[Dataset records on visual material]:
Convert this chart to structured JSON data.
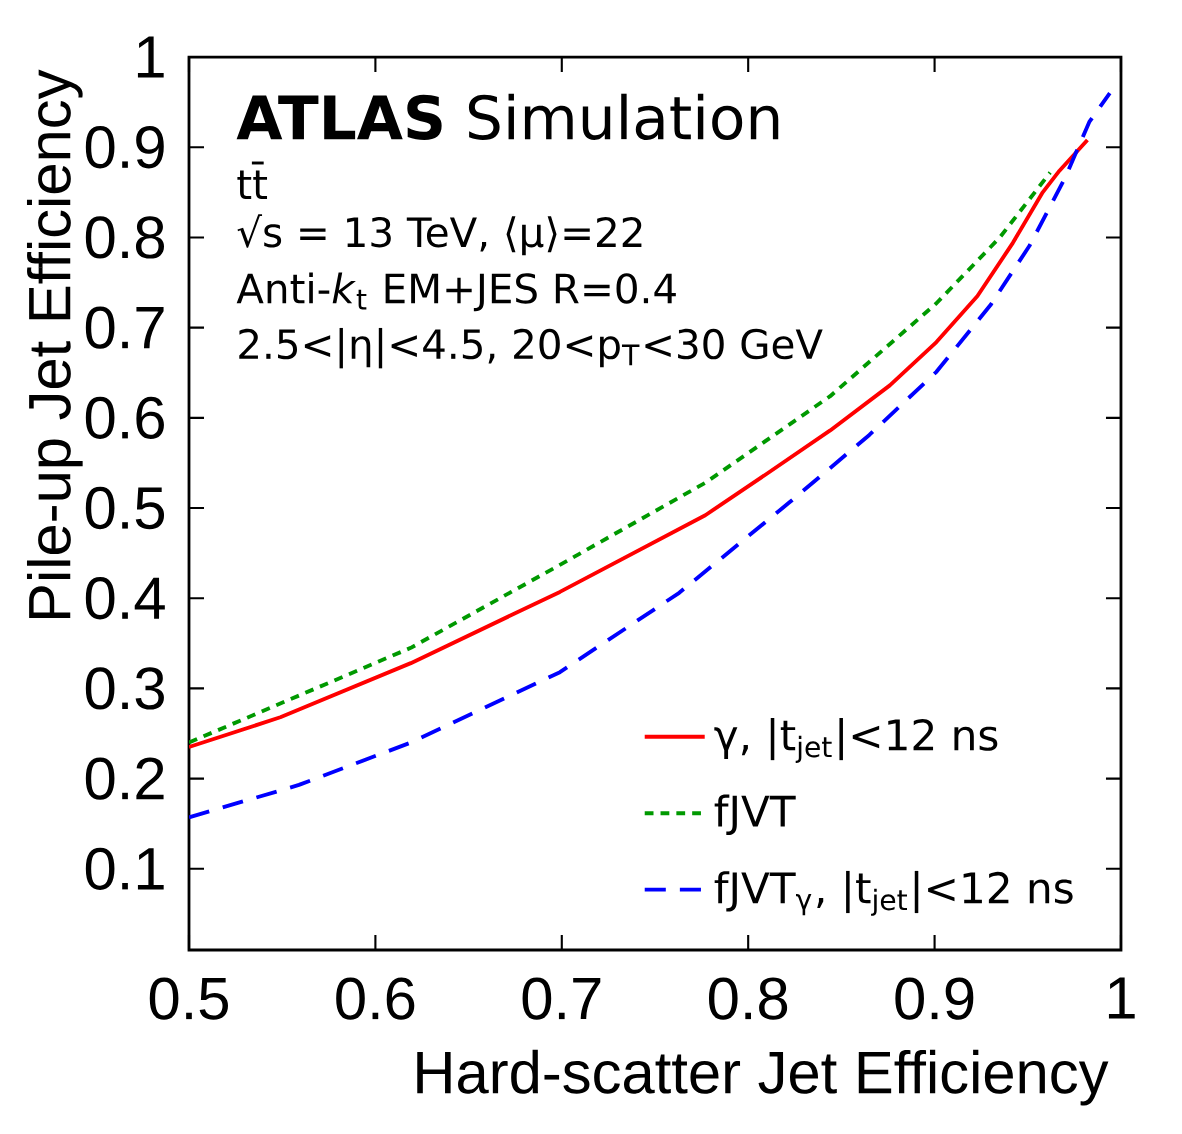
{
  "chart_data": {
    "type": "line",
    "xlabel": "Hard-scatter Jet Efficiency",
    "ylabel": "Pile-up Jet Efficiency",
    "annotations": [
      "**ATLAS** Simulation",
      "tt̄",
      "√s = 13 TeV, ⟨μ⟩=22",
      "Anti-*k*$_{t}$ EM+JES R=0.4",
      "2.5<|η|<4.5, 20<p$_{T}$<30 GeV"
    ],
    "xlim": [
      0.5,
      1
    ],
    "ylim": [
      0.01,
      1
    ],
    "xticks": [
      0.5,
      0.6,
      0.7,
      0.8,
      0.9,
      1
    ],
    "yticks": [
      0.1,
      0.2,
      0.3,
      0.4,
      0.5,
      0.6,
      0.7,
      0.8,
      0.9,
      1
    ],
    "legend": "bottom right",
    "grid": false,
    "series": [
      {
        "name": "γ, |t$_{jet}$|<12 ns",
        "color": "#ff0000",
        "line_style": "solid",
        "x": [
          0.5,
          0.549,
          0.619,
          0.699,
          0.777,
          0.81,
          0.844,
          0.876,
          0.901,
          0.923,
          0.942,
          0.958,
          0.967,
          0.982
        ],
        "values": [
          0.235,
          0.268,
          0.328,
          0.407,
          0.492,
          0.538,
          0.586,
          0.636,
          0.684,
          0.735,
          0.794,
          0.85,
          0.874,
          0.908
        ]
      },
      {
        "name": "fJVT",
        "color": "#009900",
        "line_style": "dotted",
        "x": [
          0.5,
          0.619,
          0.699,
          0.777,
          0.844,
          0.901,
          0.935,
          0.962
        ],
        "values": [
          0.24,
          0.345,
          0.437,
          0.528,
          0.624,
          0.727,
          0.8,
          0.872
        ]
      },
      {
        "name": "fJVT$_{γ}$, |t$_{jet}$|<12 ns",
        "color": "#0000ff",
        "line_style": "dashed",
        "x": [
          0.5,
          0.559,
          0.619,
          0.699,
          0.763,
          0.822,
          0.865,
          0.901,
          0.93,
          0.951,
          0.97,
          0.983,
          0.994
        ],
        "values": [
          0.157,
          0.193,
          0.24,
          0.318,
          0.406,
          0.506,
          0.581,
          0.651,
          0.725,
          0.791,
          0.866,
          0.928,
          0.96
        ]
      }
    ]
  }
}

[Task requirements]: Pick out the lines containing the string "name" and show them.

[The reply]:
        "name": "γ, |t$_{jet}$|<12 ns",
        "name": "fJVT",
        "name": "fJVT$_{γ}$, |t$_{jet}$|<12 ns",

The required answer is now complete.